_Goal_. Omit images. Retype all entries verbatim.

-- begin Records provided --

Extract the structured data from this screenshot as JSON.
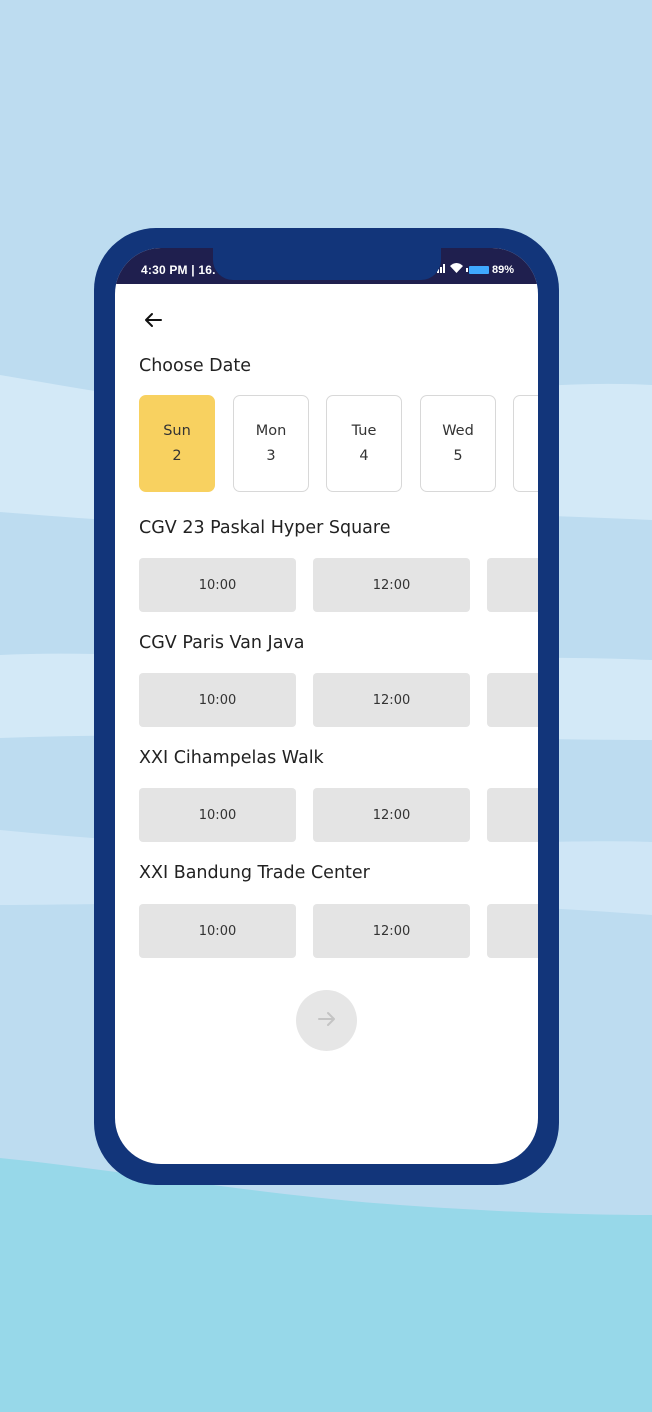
{
  "colors": {
    "background": "#bddcf0",
    "phone_frame": "#12357a",
    "selected_date": "#f8d160",
    "time_button": "#e4e4e4",
    "statusbar": "#1f1f4e"
  },
  "statusbar": {
    "time": "4:30 PM | 16.",
    "battery": "89%"
  },
  "header": {
    "back_icon": "arrow-left-icon"
  },
  "date_section": {
    "title": "Choose Date",
    "dates": [
      {
        "day": "Sun",
        "num": "2",
        "selected": true
      },
      {
        "day": "Mon",
        "num": "3",
        "selected": false
      },
      {
        "day": "Tue",
        "num": "4",
        "selected": false
      },
      {
        "day": "Wed",
        "num": "5",
        "selected": false
      },
      {
        "day": "",
        "num": "",
        "selected": false
      }
    ]
  },
  "cinemas": [
    {
      "name": "CGV 23 Paskal Hyper Square",
      "times": [
        "10:00",
        "12:00",
        ""
      ]
    },
    {
      "name": "CGV Paris Van Java",
      "times": [
        "10:00",
        "12:00",
        ""
      ]
    },
    {
      "name": "XXI Cihampelas Walk",
      "times": [
        "10:00",
        "12:00",
        ""
      ]
    },
    {
      "name": "XXI Bandung Trade Center",
      "times": [
        "10:00",
        "12:00",
        ""
      ]
    }
  ],
  "footer": {
    "next_icon": "arrow-right-icon"
  }
}
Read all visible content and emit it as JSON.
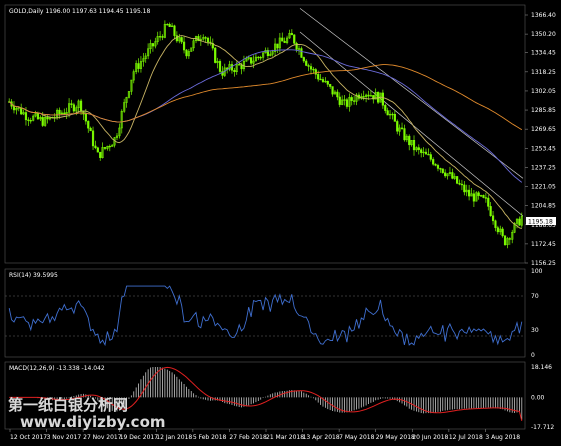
{
  "window": {
    "main_title": "GOLD,Daily  1196.00 1197.63 1194.45 1195.18",
    "rsi_title": "RSI(14) 39.5995",
    "macd_title": "MACD(12,26,9) -13.338 -14.042",
    "current_price": "1195.18"
  },
  "watermark": "第一纸白银分析网\nwww.diyizby.com",
  "price_axis": [
    "1366.40",
    "1350.20",
    "1334.45",
    "1318.25",
    "1302.05",
    "1285.85",
    "1269.65",
    "1253.45",
    "1237.25",
    "1221.05",
    "1204.85",
    "1188.65",
    "1172.45",
    "1156.25"
  ],
  "rsi_axis": [
    "100",
    "70",
    "30",
    "0"
  ],
  "macd_axis": [
    "18.146",
    "0.00",
    "-17.712"
  ],
  "time_axis": [
    "12 Oct 2017",
    "3 Nov 2017",
    "27 Nov 2017",
    "19 Dec 2017",
    "12 Jan 2018",
    "5 Feb 2018",
    "27 Feb 2018",
    "21 Mar 2018",
    "13 Apr 2018",
    "7 May 2018",
    "29 May 2018",
    "20 Jun 2018",
    "12 Jul 2018",
    "3 Aug 2018"
  ],
  "colors": {
    "bg": "#000000",
    "grid": "#3a3a3a",
    "candle": "#7cfc00",
    "ma_fast": "#c8b464",
    "ma_mid": "#6a6ad8",
    "ma_slow": "#e08a2c",
    "channel": "#c8c8c8",
    "rsi": "#3f6fd0",
    "macd_hist": "#c8c8c8",
    "macd_signal": "#e02020"
  },
  "chart_data": {
    "type": "candlestick",
    "symbol": "GOLD",
    "timeframe": "Daily",
    "ohlc_last": {
      "open": 1196.0,
      "high": 1197.63,
      "low": 1194.45,
      "close": 1195.18
    },
    "price_range": [
      1156.25,
      1366.4
    ],
    "close_path": [
      [
        "12 Oct 2017",
        1293
      ],
      [
        "20 Oct 2017",
        1281
      ],
      [
        "3 Nov 2017",
        1276
      ],
      [
        "15 Nov 2017",
        1284
      ],
      [
        "27 Nov 2017",
        1292
      ],
      [
        "7 Dec 2017",
        1247
      ],
      [
        "19 Dec 2017",
        1262
      ],
      [
        "3 Jan 2018",
        1318
      ],
      [
        "12 Jan 2018",
        1338
      ],
      [
        "25 Jan 2018",
        1358
      ],
      [
        "5 Feb 2018",
        1335
      ],
      [
        "15 Feb 2018",
        1352
      ],
      [
        "27 Feb 2018",
        1318
      ],
      [
        "10 Mar 2018",
        1323
      ],
      [
        "21 Mar 2018",
        1330
      ],
      [
        "1 Apr 2018",
        1340
      ],
      [
        "13 Apr 2018",
        1348
      ],
      [
        "25 Apr 2018",
        1322
      ],
      [
        "7 May 2018",
        1306
      ],
      [
        "18 May 2018",
        1290
      ],
      [
        "29 May 2018",
        1302
      ],
      [
        "8 Jun 2018",
        1296
      ],
      [
        "20 Jun 2018",
        1270
      ],
      [
        "1 Jul 2018",
        1252
      ],
      [
        "12 Jul 2018",
        1243
      ],
      [
        "23 Jul 2018",
        1229
      ],
      [
        "3 Aug 2018",
        1214
      ],
      [
        "10 Aug 2018",
        1208
      ],
      [
        "15 Aug 2018",
        1174
      ],
      [
        "20 Aug 2018",
        1195
      ]
    ],
    "rsi": {
      "period": 14,
      "last": 39.5995,
      "range": [
        0,
        100
      ],
      "levels": [
        30,
        70
      ]
    },
    "macd": {
      "params": [
        12,
        26,
        9
      ],
      "main": -13.338,
      "signal": -14.042,
      "range": [
        -17.712,
        18.146
      ]
    }
  }
}
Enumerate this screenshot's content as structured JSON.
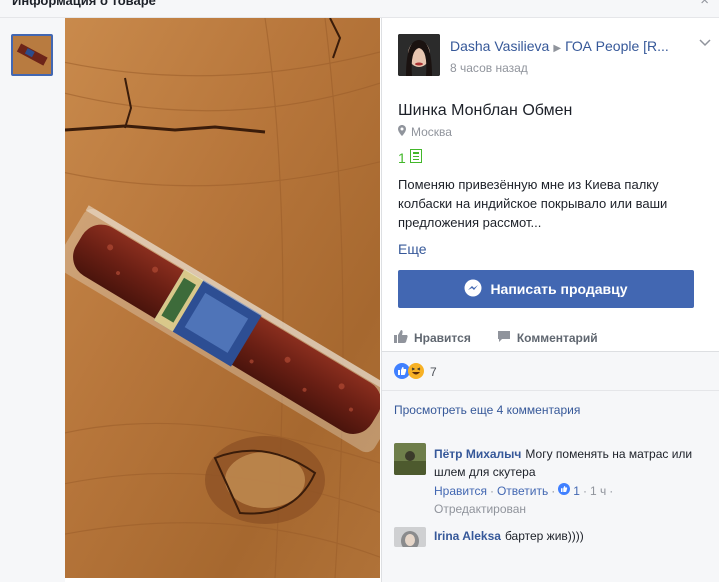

-- end Records provided --

_Output for this exercise_.
Extract the structured data from this screenshot as JSON.
{
  "colors": {
    "background": "#bddcf0",
    "phone_frame": "#12357a",
    "selected_date": "#f8d160",
    "time_button": "#e4e4e4",
    "statusbar": "#1f1f4e"
  },
  "statusbar": {
    "time": "4:30 PM | 16.",
    "battery": "89%"
  },
  "header": {
    "back_icon": "arrow-left-icon"
  },
  "date_section": {
    "title": "Choose Date",
    "dates": [
      {
        "day": "Sun",
        "num": "2",
        "selected": true
      },
      {
        "day": "Mon",
        "num": "3",
        "selected": false
      },
      {
        "day": "Tue",
        "num": "4",
        "selected": false
      },
      {
        "day": "Wed",
        "num": "5",
        "selected": false
      },
      {
        "day": "",
        "num": "",
        "selected": false
      }
    ]
  },
  "cinemas": [
    {
      "name": "CGV 23 Paskal Hyper Square",
      "times": [
        "10:00",
        "12:00",
        ""
      ]
    },
    {
      "name": "CGV Paris Van Java",
      "times": [
        "10:00",
        "12:00",
        ""
      ]
    },
    {
      "name": "XXI Cihampelas Walk",
      "times": [
        "10:00",
        "12:00",
        ""
      ]
    },
    {
      "name": "XXI Bandung Trade Center",
      "times": [
        "10:00",
        "12:00",
        ""
      ]
    }
  ],
  "footer": {
    "next_icon": "arrow-right-icon"
  }
}
Read all visible content and emit it as JSON.
{
  "window": {
    "main_title": "GOLD,Daily  1196.00 1197.63 1194.45 1195.18",
    "rsi_title": "RSI(14) 39.5995",
    "macd_title": "MACD(12,26,9) -13.338 -14.042",
    "current_price": "1195.18"
  },
  "watermark": "第一纸白银分析网\nwww.diyizby.com",
  "price_axis": [
    "1366.40",
    "1350.20",
    "1334.45",
    "1318.25",
    "1302.05",
    "1285.85",
    "1269.65",
    "1253.45",
    "1237.25",
    "1221.05",
    "1204.85",
    "1188.65",
    "1172.45",
    "1156.25"
  ],
  "rsi_axis": [
    "100",
    "70",
    "30",
    "0"
  ],
  "macd_axis": [
    "18.146",
    "0.00",
    "-17.712"
  ],
  "time_axis": [
    "12 Oct 2017",
    "3 Nov 2017",
    "27 Nov 2017",
    "19 Dec 2017",
    "12 Jan 2018",
    "5 Feb 2018",
    "27 Feb 2018",
    "21 Mar 2018",
    "13 Apr 2018",
    "7 May 2018",
    "29 May 2018",
    "20 Jun 2018",
    "12 Jul 2018",
    "3 Aug 2018"
  ],
  "colors": {
    "bg": "#000000",
    "grid": "#3a3a3a",
    "candle": "#7cfc00",
    "ma_fast": "#c8b464",
    "ma_mid": "#6a6ad8",
    "ma_slow": "#e08a2c",
    "channel": "#c8c8c8",
    "rsi": "#3f6fd0",
    "macd_hist": "#c8c8c8",
    "macd_signal": "#e02020"
  },
  "chart_data": {
    "type": "candlestick",
    "symbol": "GOLD",
    "timeframe": "Daily",
    "ohlc_last": {
      "open": 1196.0,
      "high": 1197.63,
      "low": 1194.45,
      "close": 1195.18
    },
    "price_range": [
      1156.25,
      1366.4
    ],
    "close_path": [
      [
        "12 Oct 2017",
        1293
      ],
      [
        "20 Oct 2017",
        1281
      ],
      [
        "3 Nov 2017",
        1276
      ],
      [
        "15 Nov 2017",
        1284
      ],
      [
        "27 Nov 2017",
        1292
      ],
      [
        "7 Dec 2017",
        1247
      ],
      [
        "19 Dec 2017",
        1262
      ],
      [
        "3 Jan 2018",
        1318
      ],
      [
        "12 Jan 2018",
        1338
      ],
      [
        "25 Jan 2018",
        1358
      ],
      [
        "5 Feb 2018",
        1335
      ],
      [
        "15 Feb 2018",
        1352
      ],
      [
        "27 Feb 2018",
        1318
      ],
      [
        "10 Mar 2018",
        1323
      ],
      [
        "21 Mar 2018",
        1330
      ],
      [
        "1 Apr 2018",
        1340
      ],
      [
        "13 Apr 2018",
        1348
      ],
      [
        "25 Apr 2018",
        1322
      ],
      [
        "7 May 2018",
        1306
      ],
      [
        "18 May 2018",
        1290
      ],
      [
        "29 May 2018",
        1302
      ],
      [
        "8 Jun 2018",
        1296
      ],
      [
        "20 Jun 2018",
        1270
      ],
      [
        "1 Jul 2018",
        1252
      ],
      [
        "12 Jul 2018",
        1243
      ],
      [
        "23 Jul 2018",
        1229
      ],
      [
        "3 Aug 2018",
        1214
      ],
      [
        "10 Aug 2018",
        1208
      ],
      [
        "15 Aug 2018",
        1174
      ],
      [
        "20 Aug 2018",
        1195
      ]
    ],
    "rsi": {
      "period": 14,
      "last": 39.5995,
      "range": [
        0,
        100
      ],
      "levels": [
        30,
        70
      ]
    },
    "macd": {
      "params": [
        12,
        26,
        9
      ],
      "main": -13.338,
      "signal": -14.042,
      "range": [
        -17.712,
        18.146
      ]
    }
  }
}
Enumerate this screenshot's content as structured JSON.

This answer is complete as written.